*WHAT THE EXERCISE ASKS*:
Transcribe the records in full, keeping every character as it is.

-- SUPPLIED DATA start --

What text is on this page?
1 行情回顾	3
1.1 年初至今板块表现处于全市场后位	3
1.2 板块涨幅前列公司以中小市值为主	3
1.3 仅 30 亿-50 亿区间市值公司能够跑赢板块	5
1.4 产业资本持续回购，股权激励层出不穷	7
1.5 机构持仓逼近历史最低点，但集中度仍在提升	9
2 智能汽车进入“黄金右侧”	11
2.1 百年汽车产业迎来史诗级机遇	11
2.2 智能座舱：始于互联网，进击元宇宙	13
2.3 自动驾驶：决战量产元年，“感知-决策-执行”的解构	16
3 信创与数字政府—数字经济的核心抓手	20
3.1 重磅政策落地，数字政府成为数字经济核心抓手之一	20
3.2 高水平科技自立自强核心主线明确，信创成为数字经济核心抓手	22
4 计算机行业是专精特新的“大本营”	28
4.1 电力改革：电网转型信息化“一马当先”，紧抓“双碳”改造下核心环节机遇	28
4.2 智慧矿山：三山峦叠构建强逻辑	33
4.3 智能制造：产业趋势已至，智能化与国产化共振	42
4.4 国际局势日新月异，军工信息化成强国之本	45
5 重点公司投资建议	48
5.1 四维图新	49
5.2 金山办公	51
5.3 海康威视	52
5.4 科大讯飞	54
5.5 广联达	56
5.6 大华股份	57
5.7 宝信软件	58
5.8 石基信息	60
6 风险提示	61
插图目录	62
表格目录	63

-- SUPPLIED DATA end --

*SOLUTION TO THE PROBLEM*:
What text is on this page?
1 行情回顾	3
1.1 年初至今板块表现处于全市场后位	3
1.2 板块涨幅前列公司以中小市值为主	3
1.3 仅 30 亿-50 亿区间市值公司能够跑赢板块	5
1.4 产业资本持续回购，股权激励层出不穷	7
1.5 机构持仓逼近历史最低点，但集中度仍在提升	9
2 智能汽车进入“黄金右侧”	11
2.1 百年汽车产业迎来史诗级机遇	11
2.2 智能座舱：始于互联网，进击元宇宙	13
2.3 自动驾驶：决战量产元年，“感知-决策-执行”的解构	16
3 信创与数字政府—数字经济的核心抓手	20
3.1 重磅政策落地，数字政府成为数字经济核心抓手之一	20
3.2 高水平科技自立自强核心主线明确，信创成为数字经济核心抓手	22
4 计算机行业是专精特新的“大本营”	28
4.1 电力改革：电网转型信息化“一马当先”，紧抓“双碳”改造下核心环节机遇	28
4.2 智慧矿山：三山峦叠构建强逻辑	33
4.3 智能制造：产业趋势已至，智能化与国产化共振	42
4.4 国际局势日新月异，军工信息化成强国之本	45
5 重点公司投资建议	48
5.1 四维图新	49
5.2 金山办公	51
5.3 海康威视	52
5.4 科大讯飞	54
5.5 广联达	56
5.6 大华股份	57
5.7 宝信软件	58
5.8 石基信息	60
6 风险提示	61
插图目录	62
表格目录	63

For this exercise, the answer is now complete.